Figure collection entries
## begin
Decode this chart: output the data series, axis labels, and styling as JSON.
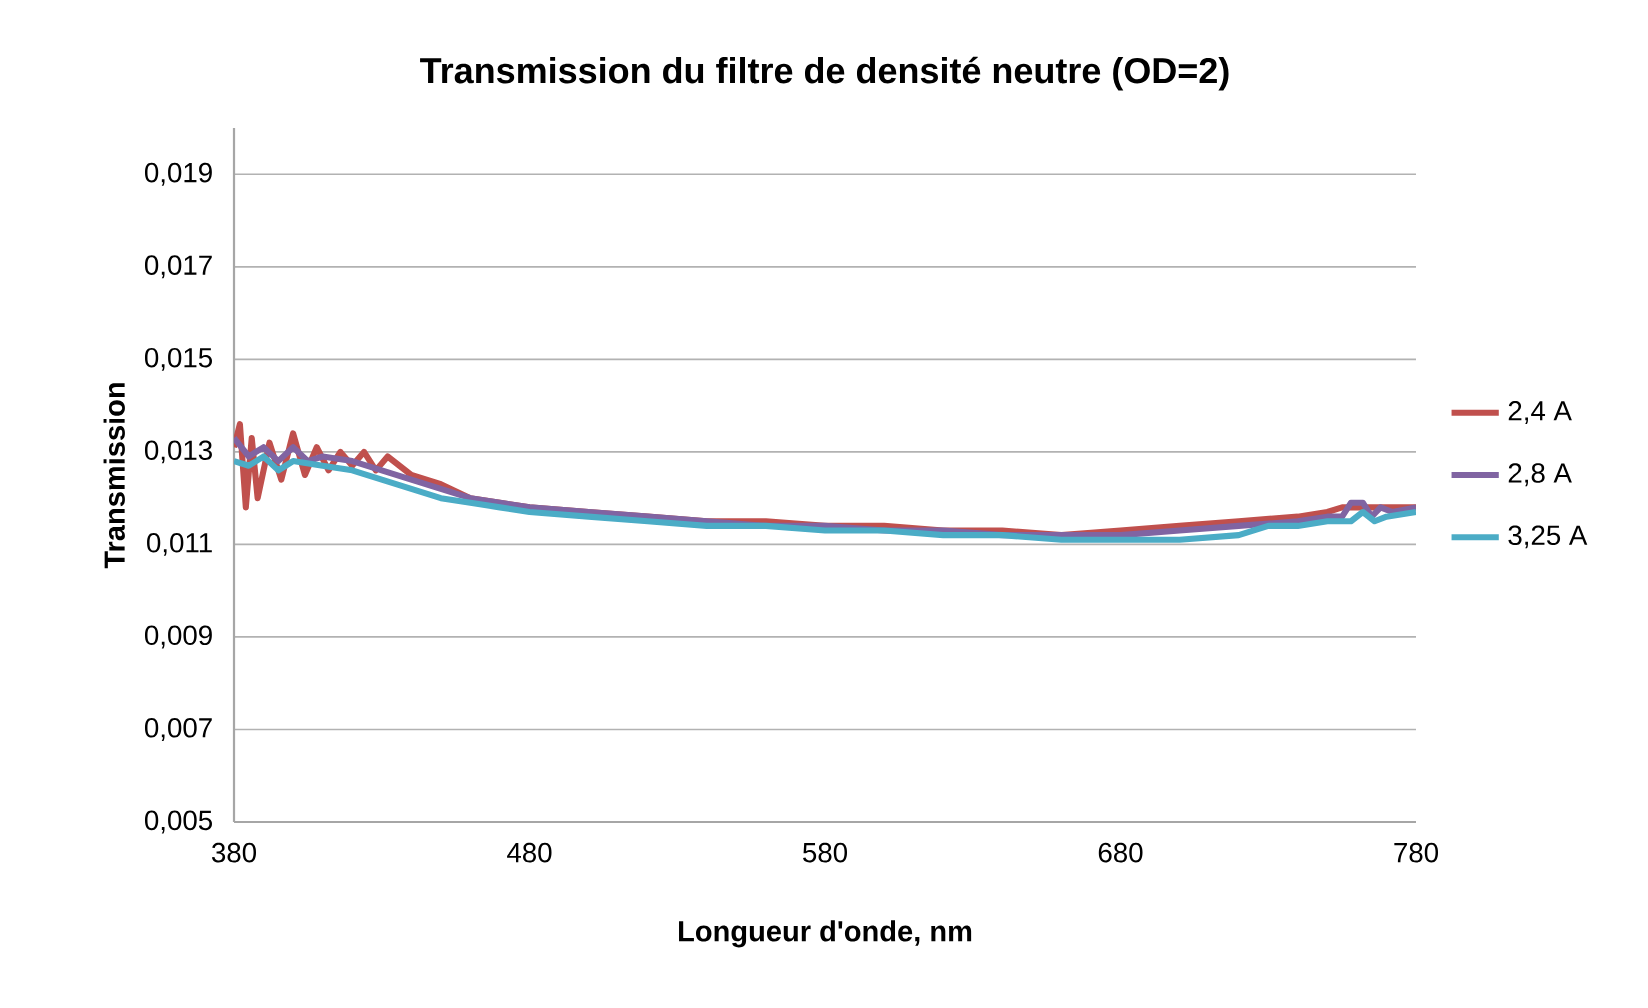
{
  "chart_data": {
    "type": "line",
    "title": "Transmission du filtre de densité neutre (OD=2)",
    "xlabel": "Longueur d'onde, nm",
    "ylabel": "Transmission",
    "xlim": [
      380,
      780
    ],
    "xticks": [
      380,
      480,
      580,
      680,
      780
    ],
    "ylim": [
      0.005,
      0.02
    ],
    "yticks": [
      {
        "value": 0.005,
        "label": "0,005"
      },
      {
        "value": 0.007,
        "label": "0,007"
      },
      {
        "value": 0.009,
        "label": "0,009"
      },
      {
        "value": 0.011,
        "label": "0,011"
      },
      {
        "value": 0.013,
        "label": "0,013"
      },
      {
        "value": 0.015,
        "label": "0,015"
      },
      {
        "value": 0.017,
        "label": "0,017"
      },
      {
        "value": 0.019,
        "label": "0,019"
      }
    ],
    "grid": "y",
    "legend": "right",
    "marker": "none",
    "line_style": "solid",
    "series": [
      {
        "name": "2,4 A",
        "color": "#c0504d",
        "x": [
          380,
          382,
          384,
          386,
          388,
          392,
          396,
          400,
          404,
          408,
          412,
          416,
          420,
          424,
          428,
          432,
          440,
          450,
          460,
          470,
          480,
          500,
          520,
          540,
          560,
          580,
          600,
          620,
          640,
          660,
          680,
          700,
          720,
          740,
          750,
          755,
          760,
          765,
          770,
          780
        ],
        "values": [
          0.0131,
          0.0136,
          0.0118,
          0.0133,
          0.012,
          0.0132,
          0.0124,
          0.0134,
          0.0125,
          0.0131,
          0.0126,
          0.013,
          0.0127,
          0.013,
          0.0126,
          0.0129,
          0.0125,
          0.0123,
          0.012,
          0.0119,
          0.0118,
          0.0117,
          0.0116,
          0.0115,
          0.0115,
          0.0114,
          0.0114,
          0.0113,
          0.0113,
          0.0112,
          0.0113,
          0.0114,
          0.0115,
          0.0116,
          0.0117,
          0.0118,
          0.0118,
          0.0118,
          0.0118,
          0.0118
        ]
      },
      {
        "name": "2,8 A",
        "color": "#8064a2",
        "x": [
          380,
          385,
          390,
          395,
          400,
          405,
          410,
          420,
          430,
          440,
          450,
          460,
          470,
          480,
          500,
          520,
          540,
          560,
          580,
          600,
          620,
          640,
          660,
          680,
          700,
          720,
          740,
          750,
          755,
          758,
          762,
          765,
          768,
          772,
          780
        ],
        "values": [
          0.0133,
          0.0129,
          0.0131,
          0.0128,
          0.0131,
          0.0128,
          0.0129,
          0.0128,
          0.0126,
          0.0124,
          0.0122,
          0.012,
          0.0119,
          0.0118,
          0.0117,
          0.0116,
          0.0115,
          0.0114,
          0.0114,
          0.0113,
          0.0113,
          0.0112,
          0.0112,
          0.0112,
          0.0113,
          0.0114,
          0.0115,
          0.0116,
          0.0116,
          0.0119,
          0.0119,
          0.0116,
          0.0118,
          0.0117,
          0.0118
        ]
      },
      {
        "name": "3,25 A",
        "color": "#4bacc6",
        "x": [
          380,
          385,
          390,
          395,
          400,
          410,
          420,
          430,
          440,
          450,
          460,
          470,
          480,
          500,
          520,
          540,
          560,
          580,
          600,
          620,
          640,
          660,
          680,
          700,
          720,
          730,
          740,
          750,
          758,
          762,
          766,
          770,
          780
        ],
        "values": [
          0.0128,
          0.0127,
          0.0129,
          0.0126,
          0.0128,
          0.0127,
          0.0126,
          0.0124,
          0.0122,
          0.012,
          0.0119,
          0.0118,
          0.0117,
          0.0116,
          0.0115,
          0.0114,
          0.0114,
          0.0113,
          0.0113,
          0.0112,
          0.0112,
          0.0111,
          0.0111,
          0.0111,
          0.0112,
          0.0114,
          0.0114,
          0.0115,
          0.0115,
          0.0117,
          0.0115,
          0.0116,
          0.0117
        ]
      }
    ]
  }
}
## end
[PROMPT] Copy the records above exactly, omitting every picture.

[SOLUTION TO THE EXERCISE]
Decode this chart: output the data series, axis labels, and styling as JSON.
{
  "chart_data": {
    "type": "line",
    "title": "Transmission du filtre de densité neutre (OD=2)",
    "xlabel": "Longueur d'onde, nm",
    "ylabel": "Transmission",
    "xlim": [
      380,
      780
    ],
    "xticks": [
      380,
      480,
      580,
      680,
      780
    ],
    "ylim": [
      0.005,
      0.02
    ],
    "yticks": [
      {
        "value": 0.005,
        "label": "0,005"
      },
      {
        "value": 0.007,
        "label": "0,007"
      },
      {
        "value": 0.009,
        "label": "0,009"
      },
      {
        "value": 0.011,
        "label": "0,011"
      },
      {
        "value": 0.013,
        "label": "0,013"
      },
      {
        "value": 0.015,
        "label": "0,015"
      },
      {
        "value": 0.017,
        "label": "0,017"
      },
      {
        "value": 0.019,
        "label": "0,019"
      }
    ],
    "grid": "y",
    "legend": "right",
    "marker": "none",
    "line_style": "solid",
    "series": [
      {
        "name": "2,4 A",
        "color": "#c0504d",
        "x": [
          380,
          382,
          384,
          386,
          388,
          392,
          396,
          400,
          404,
          408,
          412,
          416,
          420,
          424,
          428,
          432,
          440,
          450,
          460,
          470,
          480,
          500,
          520,
          540,
          560,
          580,
          600,
          620,
          640,
          660,
          680,
          700,
          720,
          740,
          750,
          755,
          760,
          765,
          770,
          780
        ],
        "values": [
          0.0131,
          0.0136,
          0.0118,
          0.0133,
          0.012,
          0.0132,
          0.0124,
          0.0134,
          0.0125,
          0.0131,
          0.0126,
          0.013,
          0.0127,
          0.013,
          0.0126,
          0.0129,
          0.0125,
          0.0123,
          0.012,
          0.0119,
          0.0118,
          0.0117,
          0.0116,
          0.0115,
          0.0115,
          0.0114,
          0.0114,
          0.0113,
          0.0113,
          0.0112,
          0.0113,
          0.0114,
          0.0115,
          0.0116,
          0.0117,
          0.0118,
          0.0118,
          0.0118,
          0.0118,
          0.0118
        ]
      },
      {
        "name": "2,8 A",
        "color": "#8064a2",
        "x": [
          380,
          385,
          390,
          395,
          400,
          405,
          410,
          420,
          430,
          440,
          450,
          460,
          470,
          480,
          500,
          520,
          540,
          560,
          580,
          600,
          620,
          640,
          660,
          680,
          700,
          720,
          740,
          750,
          755,
          758,
          762,
          765,
          768,
          772,
          780
        ],
        "values": [
          0.0133,
          0.0129,
          0.0131,
          0.0128,
          0.0131,
          0.0128,
          0.0129,
          0.0128,
          0.0126,
          0.0124,
          0.0122,
          0.012,
          0.0119,
          0.0118,
          0.0117,
          0.0116,
          0.0115,
          0.0114,
          0.0114,
          0.0113,
          0.0113,
          0.0112,
          0.0112,
          0.0112,
          0.0113,
          0.0114,
          0.0115,
          0.0116,
          0.0116,
          0.0119,
          0.0119,
          0.0116,
          0.0118,
          0.0117,
          0.0118
        ]
      },
      {
        "name": "3,25 A",
        "color": "#4bacc6",
        "x": [
          380,
          385,
          390,
          395,
          400,
          410,
          420,
          430,
          440,
          450,
          460,
          470,
          480,
          500,
          520,
          540,
          560,
          580,
          600,
          620,
          640,
          660,
          680,
          700,
          720,
          730,
          740,
          750,
          758,
          762,
          766,
          770,
          780
        ],
        "values": [
          0.0128,
          0.0127,
          0.0129,
          0.0126,
          0.0128,
          0.0127,
          0.0126,
          0.0124,
          0.0122,
          0.012,
          0.0119,
          0.0118,
          0.0117,
          0.0116,
          0.0115,
          0.0114,
          0.0114,
          0.0113,
          0.0113,
          0.0112,
          0.0112,
          0.0111,
          0.0111,
          0.0111,
          0.0112,
          0.0114,
          0.0114,
          0.0115,
          0.0115,
          0.0117,
          0.0115,
          0.0116,
          0.0117
        ]
      }
    ]
  }
}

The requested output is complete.